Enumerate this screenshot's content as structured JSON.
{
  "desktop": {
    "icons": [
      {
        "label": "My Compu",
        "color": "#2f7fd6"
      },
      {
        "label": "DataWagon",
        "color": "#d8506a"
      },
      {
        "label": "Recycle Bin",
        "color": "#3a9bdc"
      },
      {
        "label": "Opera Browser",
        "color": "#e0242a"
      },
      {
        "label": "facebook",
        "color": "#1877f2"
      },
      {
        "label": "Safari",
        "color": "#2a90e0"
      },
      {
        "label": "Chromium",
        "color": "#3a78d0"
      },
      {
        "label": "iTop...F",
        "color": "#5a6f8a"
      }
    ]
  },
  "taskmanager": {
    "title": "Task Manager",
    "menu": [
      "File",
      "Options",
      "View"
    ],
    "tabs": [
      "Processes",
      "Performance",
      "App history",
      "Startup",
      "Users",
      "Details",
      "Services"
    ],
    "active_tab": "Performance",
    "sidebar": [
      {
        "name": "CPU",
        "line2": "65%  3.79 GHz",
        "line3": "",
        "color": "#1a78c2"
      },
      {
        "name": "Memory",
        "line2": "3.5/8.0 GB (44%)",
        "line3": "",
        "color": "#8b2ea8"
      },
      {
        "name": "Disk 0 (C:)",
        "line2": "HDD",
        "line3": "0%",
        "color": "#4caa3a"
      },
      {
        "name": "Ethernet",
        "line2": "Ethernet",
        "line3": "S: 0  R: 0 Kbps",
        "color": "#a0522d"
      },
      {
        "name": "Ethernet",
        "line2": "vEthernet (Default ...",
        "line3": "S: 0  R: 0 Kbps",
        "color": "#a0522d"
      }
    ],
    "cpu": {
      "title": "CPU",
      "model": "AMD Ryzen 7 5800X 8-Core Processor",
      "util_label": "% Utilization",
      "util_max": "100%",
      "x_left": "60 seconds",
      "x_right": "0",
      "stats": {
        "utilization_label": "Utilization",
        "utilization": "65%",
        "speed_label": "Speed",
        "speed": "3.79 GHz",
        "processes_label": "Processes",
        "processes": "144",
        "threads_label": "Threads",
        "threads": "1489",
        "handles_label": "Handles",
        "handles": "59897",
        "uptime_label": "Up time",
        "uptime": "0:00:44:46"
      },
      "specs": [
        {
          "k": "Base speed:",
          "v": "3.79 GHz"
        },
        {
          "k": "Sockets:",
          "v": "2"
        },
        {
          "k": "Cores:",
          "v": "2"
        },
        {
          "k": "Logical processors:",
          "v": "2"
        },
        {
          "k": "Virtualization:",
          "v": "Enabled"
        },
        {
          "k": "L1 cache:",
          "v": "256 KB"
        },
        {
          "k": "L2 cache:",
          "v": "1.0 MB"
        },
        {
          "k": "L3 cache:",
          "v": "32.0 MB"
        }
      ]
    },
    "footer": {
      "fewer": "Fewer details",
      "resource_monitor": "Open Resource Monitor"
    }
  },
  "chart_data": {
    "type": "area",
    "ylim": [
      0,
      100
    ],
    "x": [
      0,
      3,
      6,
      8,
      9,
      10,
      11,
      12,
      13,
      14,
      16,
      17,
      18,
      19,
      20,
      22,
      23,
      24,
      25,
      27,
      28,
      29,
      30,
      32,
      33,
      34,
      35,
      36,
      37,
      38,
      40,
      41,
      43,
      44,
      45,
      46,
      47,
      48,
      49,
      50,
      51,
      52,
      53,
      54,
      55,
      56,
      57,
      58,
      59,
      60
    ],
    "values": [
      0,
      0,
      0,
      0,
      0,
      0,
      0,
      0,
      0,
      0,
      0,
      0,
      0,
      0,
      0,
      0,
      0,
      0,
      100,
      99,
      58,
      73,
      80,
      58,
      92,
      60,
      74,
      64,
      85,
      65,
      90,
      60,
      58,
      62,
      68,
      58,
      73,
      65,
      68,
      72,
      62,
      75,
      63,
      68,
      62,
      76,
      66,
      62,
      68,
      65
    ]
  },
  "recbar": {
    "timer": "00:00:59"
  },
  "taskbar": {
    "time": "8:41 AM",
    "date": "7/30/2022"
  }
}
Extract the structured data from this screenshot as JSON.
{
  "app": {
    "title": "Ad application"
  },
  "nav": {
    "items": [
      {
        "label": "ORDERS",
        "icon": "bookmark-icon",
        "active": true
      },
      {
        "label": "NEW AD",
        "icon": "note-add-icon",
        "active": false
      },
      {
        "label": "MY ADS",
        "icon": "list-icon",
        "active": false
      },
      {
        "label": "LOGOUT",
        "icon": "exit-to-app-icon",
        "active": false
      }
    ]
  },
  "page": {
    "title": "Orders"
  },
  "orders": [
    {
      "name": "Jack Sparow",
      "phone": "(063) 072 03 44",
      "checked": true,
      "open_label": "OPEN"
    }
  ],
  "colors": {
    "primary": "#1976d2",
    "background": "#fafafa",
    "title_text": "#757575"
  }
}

——————

• _GOAL OF THE EXERCISE_
Can you give every line above again, exactly as written?

• _RESULT OF THE TASK_
Enumerate this screenshot's content as structured JSON.
{
  "desktop": {
    "icons": [
      {
        "label": "My Compu",
        "color": "#2f7fd6"
      },
      {
        "label": "DataWagon",
        "color": "#d8506a"
      },
      {
        "label": "Recycle Bin",
        "color": "#3a9bdc"
      },
      {
        "label": "Opera Browser",
        "color": "#e0242a"
      },
      {
        "label": "facebook",
        "color": "#1877f2"
      },
      {
        "label": "Safari",
        "color": "#2a90e0"
      },
      {
        "label": "Chromium",
        "color": "#3a78d0"
      },
      {
        "label": "iTop...F",
        "color": "#5a6f8a"
      }
    ]
  },
  "taskmanager": {
    "title": "Task Manager",
    "menu": [
      "File",
      "Options",
      "View"
    ],
    "tabs": [
      "Processes",
      "Performance",
      "App history",
      "Startup",
      "Users",
      "Details",
      "Services"
    ],
    "active_tab": "Performance",
    "sidebar": [
      {
        "name": "CPU",
        "line2": "65%  3.79 GHz",
        "line3": "",
        "color": "#1a78c2"
      },
      {
        "name": "Memory",
        "line2": "3.5/8.0 GB (44%)",
        "line3": "",
        "color": "#8b2ea8"
      },
      {
        "name": "Disk 0 (C:)",
        "line2": "HDD",
        "line3": "0%",
        "color": "#4caa3a"
      },
      {
        "name": "Ethernet",
        "line2": "Ethernet",
        "line3": "S: 0  R: 0 Kbps",
        "color": "#a0522d"
      },
      {
        "name": "Ethernet",
        "line2": "vEthernet (Default ...",
        "line3": "S: 0  R: 0 Kbps",
        "color": "#a0522d"
      }
    ],
    "cpu": {
      "title": "CPU",
      "model": "AMD Ryzen 7 5800X 8-Core Processor",
      "util_label": "% Utilization",
      "util_max": "100%",
      "x_left": "60 seconds",
      "x_right": "0",
      "stats": {
        "utilization_label": "Utilization",
        "utilization": "65%",
        "speed_label": "Speed",
        "speed": "3.79 GHz",
        "processes_label": "Processes",
        "processes": "144",
        "threads_label": "Threads",
        "threads": "1489",
        "handles_label": "Handles",
        "handles": "59897",
        "uptime_label": "Up time",
        "uptime": "0:00:44:46"
      },
      "specs": [
        {
          "k": "Base speed:",
          "v": "3.79 GHz"
        },
        {
          "k": "Sockets:",
          "v": "2"
        },
        {
          "k": "Cores:",
          "v": "2"
        },
        {
          "k": "Logical processors:",
          "v": "2"
        },
        {
          "k": "Virtualization:",
          "v": "Enabled"
        },
        {
          "k": "L1 cache:",
          "v": "256 KB"
        },
        {
          "k": "L2 cache:",
          "v": "1.0 MB"
        },
        {
          "k": "L3 cache:",
          "v": "32.0 MB"
        }
      ]
    },
    "footer": {
      "fewer": "Fewer details",
      "resource_monitor": "Open Resource Monitor"
    }
  },
  "chart_data": {
    "type": "area",
    "ylim": [
      0,
      100
    ],
    "x": [
      0,
      3,
      6,
      8,
      9,
      10,
      11,
      12,
      13,
      14,
      16,
      17,
      18,
      19,
      20,
      22,
      23,
      24,
      25,
      27,
      28,
      29,
      30,
      32,
      33,
      34,
      35,
      36,
      37,
      38,
      40,
      41,
      43,
      44,
      45,
      46,
      47,
      48,
      49,
      50,
      51,
      52,
      53,
      54,
      55,
      56,
      57,
      58,
      59,
      60
    ],
    "values": [
      0,
      0,
      0,
      0,
      0,
      0,
      0,
      0,
      0,
      0,
      0,
      0,
      0,
      0,
      0,
      0,
      0,
      0,
      100,
      99,
      58,
      73,
      80,
      58,
      92,
      60,
      74,
      64,
      85,
      65,
      90,
      60,
      58,
      62,
      68,
      58,
      73,
      65,
      68,
      72,
      62,
      75,
      63,
      68,
      62,
      76,
      66,
      62,
      68,
      65
    ]
  },
  "recbar": {
    "timer": "00:00:59"
  },
  "taskbar": {
    "time": "8:41 AM",
    "date": "7/30/2022"
  }
}
Extract the structured data from this screenshot as JSON.
{
  "app": {
    "title": "Ad application"
  },
  "nav": {
    "items": [
      {
        "label": "ORDERS",
        "icon": "bookmark-icon",
        "active": true
      },
      {
        "label": "NEW AD",
        "icon": "note-add-icon",
        "active": false
      },
      {
        "label": "MY ADS",
        "icon": "list-icon",
        "active": false
      },
      {
        "label": "LOGOUT",
        "icon": "exit-to-app-icon",
        "active": false
      }
    ]
  },
  "page": {
    "title": "Orders"
  },
  "orders": [
    {
      "name": "Jack Sparow",
      "phone": "(063) 072 03 44",
      "checked": true,
      "open_label": "OPEN"
    }
  ],
  "colors": {
    "primary": "#1976d2",
    "background": "#fafafa",
    "title_text": "#757575"
  }
}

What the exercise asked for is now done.